━━━ EXTRACT TO READ ━━━

Skip to content

Full Scan Pipeline (Unified Job Model)🔗

This document records the agreed full-scan model for DSX-Connect under the new control-plane architecture.

Mental Model🔗

A full scan is a controlled enumeration of a protected scope that generates ScanObjectJob units into the same pipeline used by monitoring.

  • Monitoring = real-time event stream
  • Full scan = generated event stream
  • Both flow through the same core policy + scan + finalize + action pipeline

Full scan is not a separate scanning subsystem.

High-Level Flow🔗

User -> FullScanScopeJob -> Enumeration -> ScanObjectJobs -> Scan -> Finalize -> (Remediate -> Notify)

1. Full Scan Request🔗

When user requests full scan for scope_id:

  1. Core checks active full scan for that scope.
  2. If active:
  3. return existing job_id, status, and progress
  4. do not silently queue another active full scan
  5. If not active:
  6. create durable full-scan job record
  7. emit FullScanScopeJob

Rule: one active full scan per scope.

2. Enumeration Start🔗

Enumeration worker consumes FullScanScopeJob and enumerates from scope root.

Rule: enumerate from scope root, not integration root.

3. Pagination🔗

Connector returns page + cursor. For each page:

  • emit ScanObjectJob per discovered object
  • if cursor exists, emit EnumerateScopePageJob

This provides resumability and bounded memory behavior.

4. ScanObjectJob Shape🔗

Each discovered object becomes a scan job with:

  • object_identity
  • scope_id
  • integration_id
  • source context:
  • source_type=full_scan
  • source_entity_id=<full_scan_job_id>

Idempotency and dedupe apply.

━━━ GIVEN ENTRIES ━━━

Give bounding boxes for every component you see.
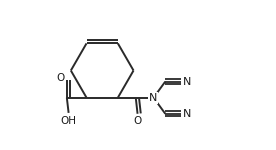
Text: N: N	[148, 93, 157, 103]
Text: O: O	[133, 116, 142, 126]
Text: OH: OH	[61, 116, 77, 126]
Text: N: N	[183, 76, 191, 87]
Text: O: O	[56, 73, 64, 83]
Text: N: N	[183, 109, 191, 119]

━━━
━━━ GIVEN ENTRIES ━━━

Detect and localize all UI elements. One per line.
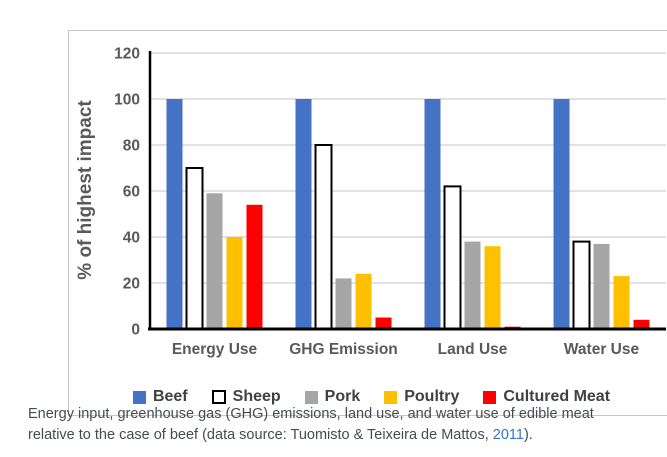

━━━
━━━ GIVEN ENTRIES ━━━

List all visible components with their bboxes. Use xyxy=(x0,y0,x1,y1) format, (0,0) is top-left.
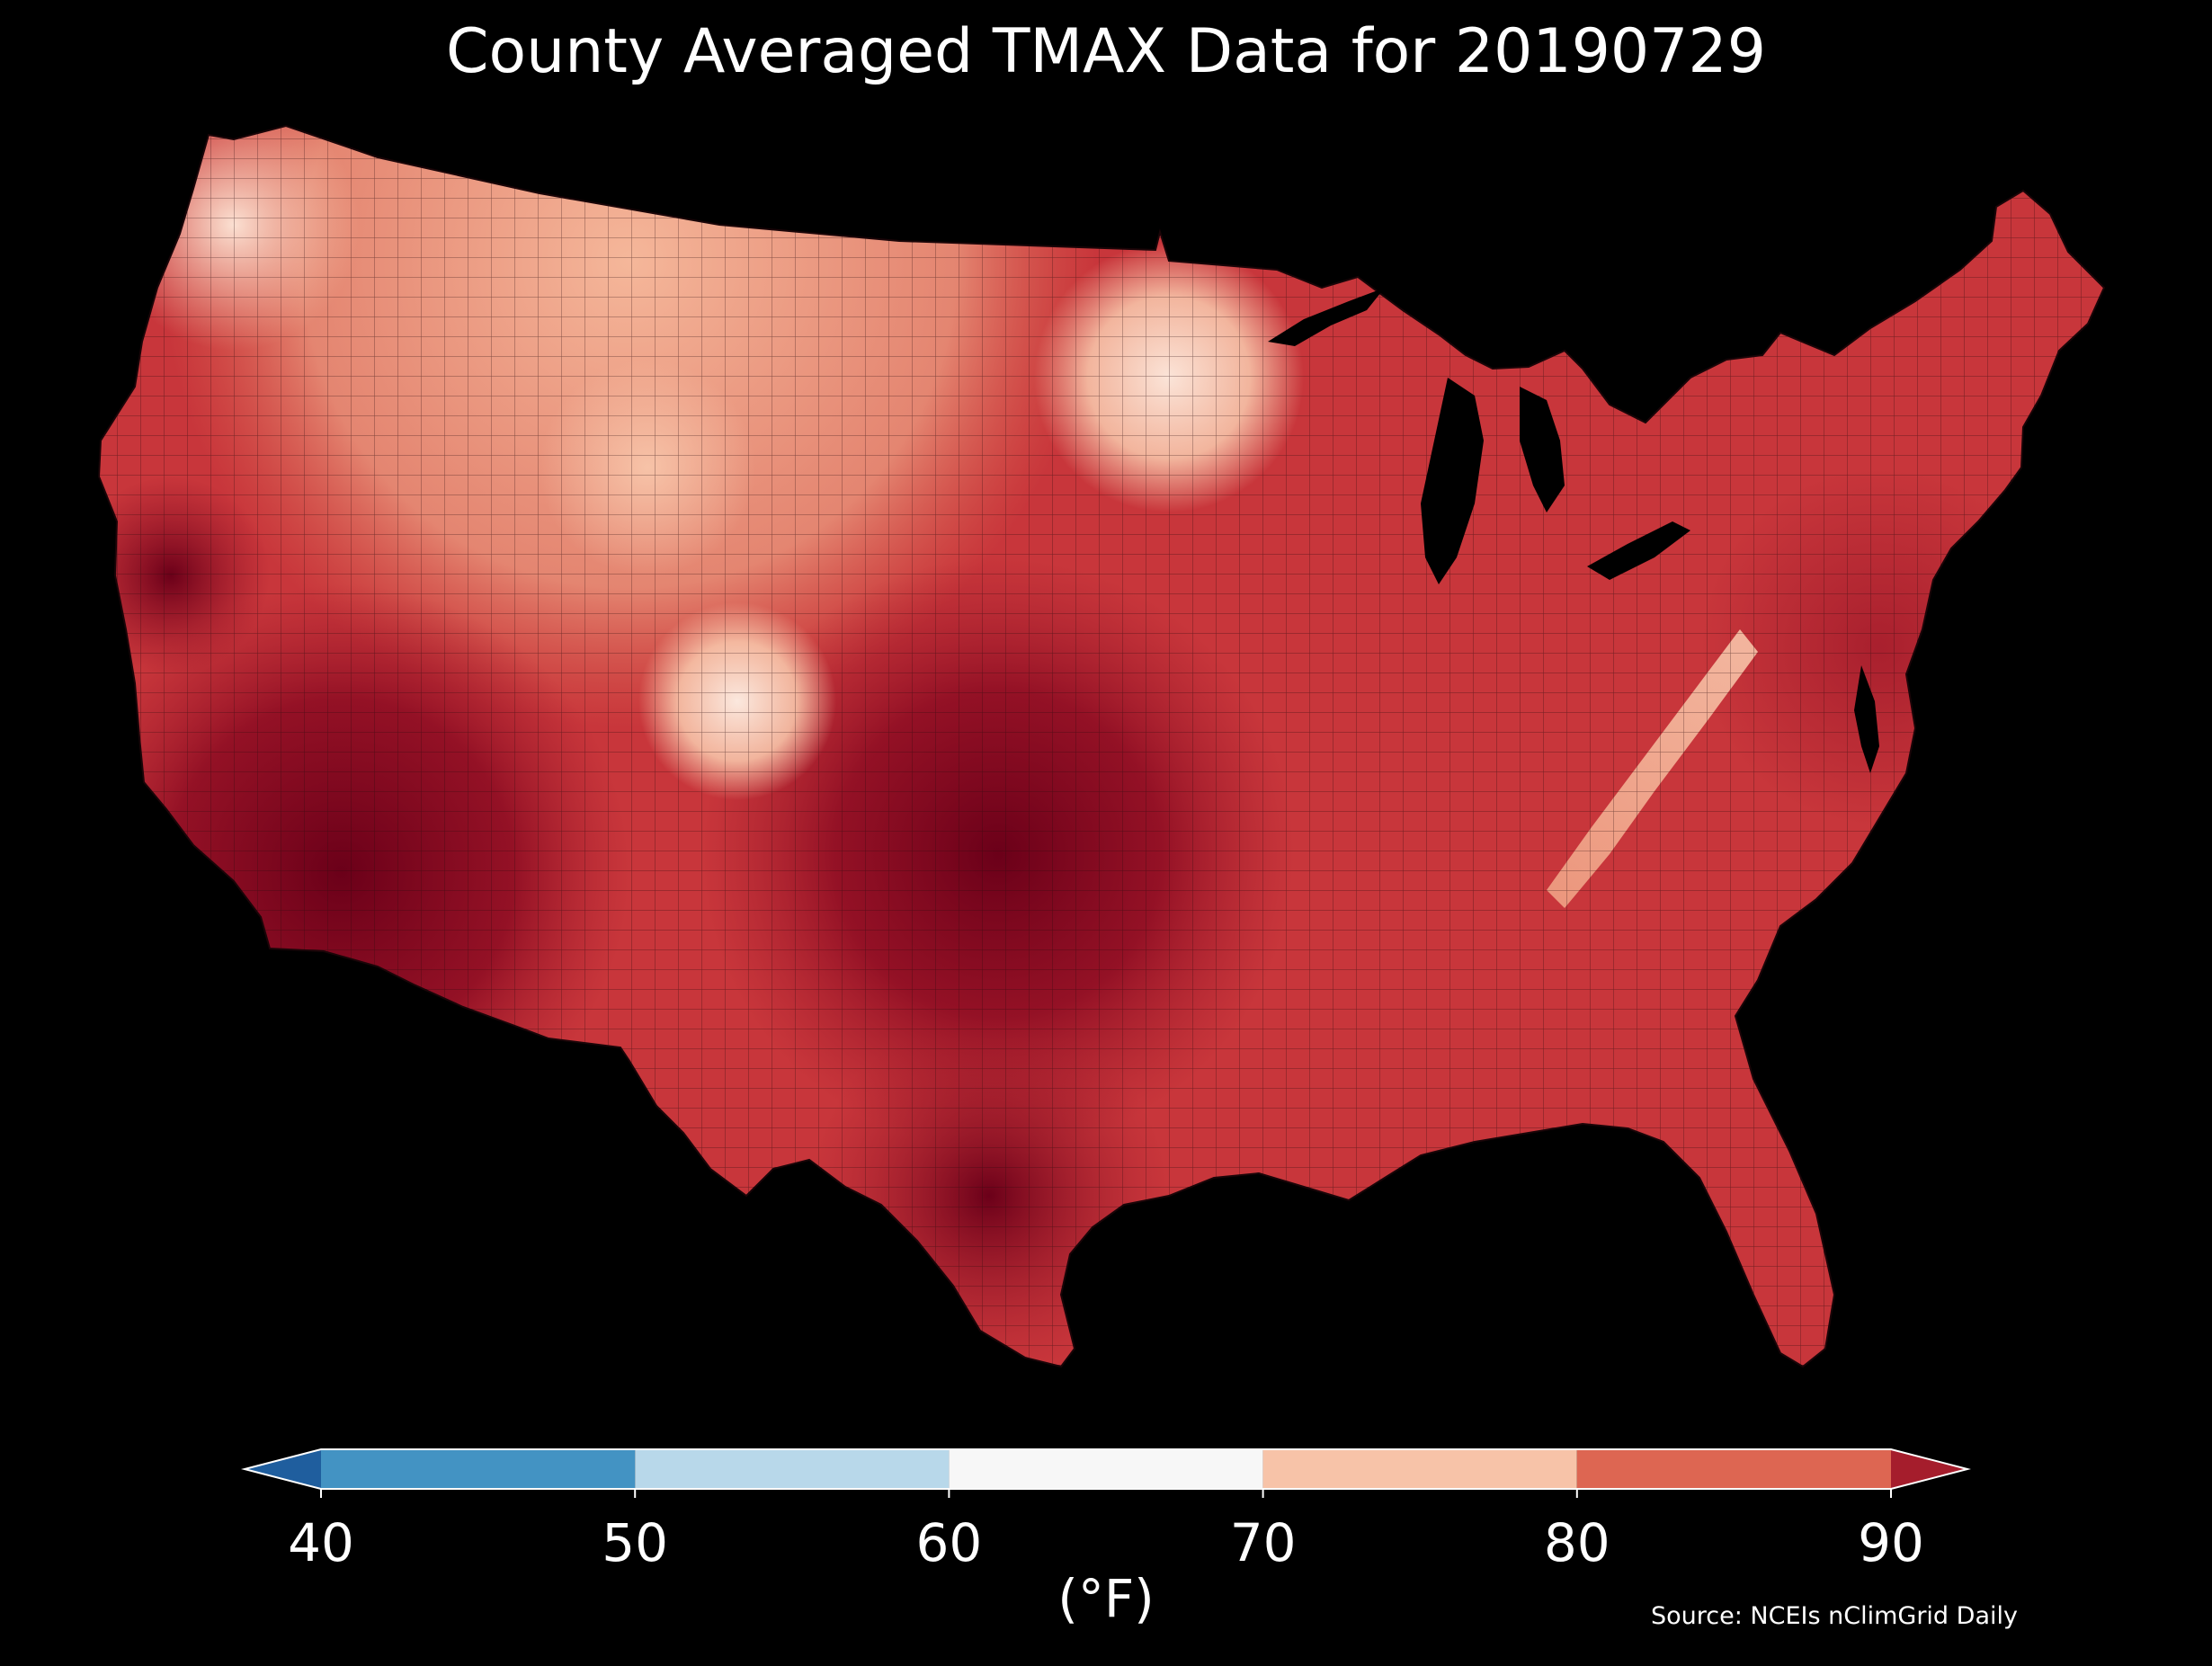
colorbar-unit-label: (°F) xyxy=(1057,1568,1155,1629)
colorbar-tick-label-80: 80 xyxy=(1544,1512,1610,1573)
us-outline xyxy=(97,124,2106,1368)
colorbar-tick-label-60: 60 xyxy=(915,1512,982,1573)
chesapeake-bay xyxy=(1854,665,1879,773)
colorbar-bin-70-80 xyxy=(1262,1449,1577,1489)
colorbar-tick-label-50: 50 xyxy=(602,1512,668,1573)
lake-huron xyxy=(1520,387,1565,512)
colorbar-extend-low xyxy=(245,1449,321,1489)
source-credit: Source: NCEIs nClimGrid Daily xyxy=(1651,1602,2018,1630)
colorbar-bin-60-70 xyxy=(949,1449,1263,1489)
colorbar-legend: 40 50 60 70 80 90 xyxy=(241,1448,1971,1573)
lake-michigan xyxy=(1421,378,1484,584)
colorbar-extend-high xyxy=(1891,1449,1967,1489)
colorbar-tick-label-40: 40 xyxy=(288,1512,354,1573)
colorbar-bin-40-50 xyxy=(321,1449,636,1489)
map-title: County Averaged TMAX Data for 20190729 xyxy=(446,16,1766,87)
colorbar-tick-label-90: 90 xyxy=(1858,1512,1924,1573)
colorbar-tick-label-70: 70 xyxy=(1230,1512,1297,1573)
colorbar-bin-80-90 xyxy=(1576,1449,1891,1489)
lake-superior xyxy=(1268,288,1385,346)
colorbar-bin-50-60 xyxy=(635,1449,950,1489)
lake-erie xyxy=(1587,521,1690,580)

━━━

DIRECTIVES:
(a) In the full-scan pipeline document, rewrite the passage from "Full Scan Pipeline" up to and including "separate scanning subsystem.", replacing "control-plane" with "orchestration".
(b) Answer these questions using the full-scan pipeline document:
(i) How many active full scans are allowed per scope?
(ii) From which root does the enumeration worker enumerate?
(iii) What value is source_type set to for a scan job created by a full scan?

SOLUTION LIST:
(a)
Full Scan Pipeline (Unified Job Model)🔗

This document records the agreed full-scan model for DSX-Connect under the new orchestration architecture.

Mental Model🔗

A full scan is a controlled enumeration of a protected scope that generates ScanObjectJob units into the same pipeline used by monitoring.

  • Monitoring = real-time event stream
  • Full scan = generated event stream
  • Both flow through the same core policy + scan + finalize + action pipeline

Full scan is not a separate scanning subsystem.

(b)
(i) One active full scan per scope.
(ii) From the scope root, not the integration root.
(iii) full_scan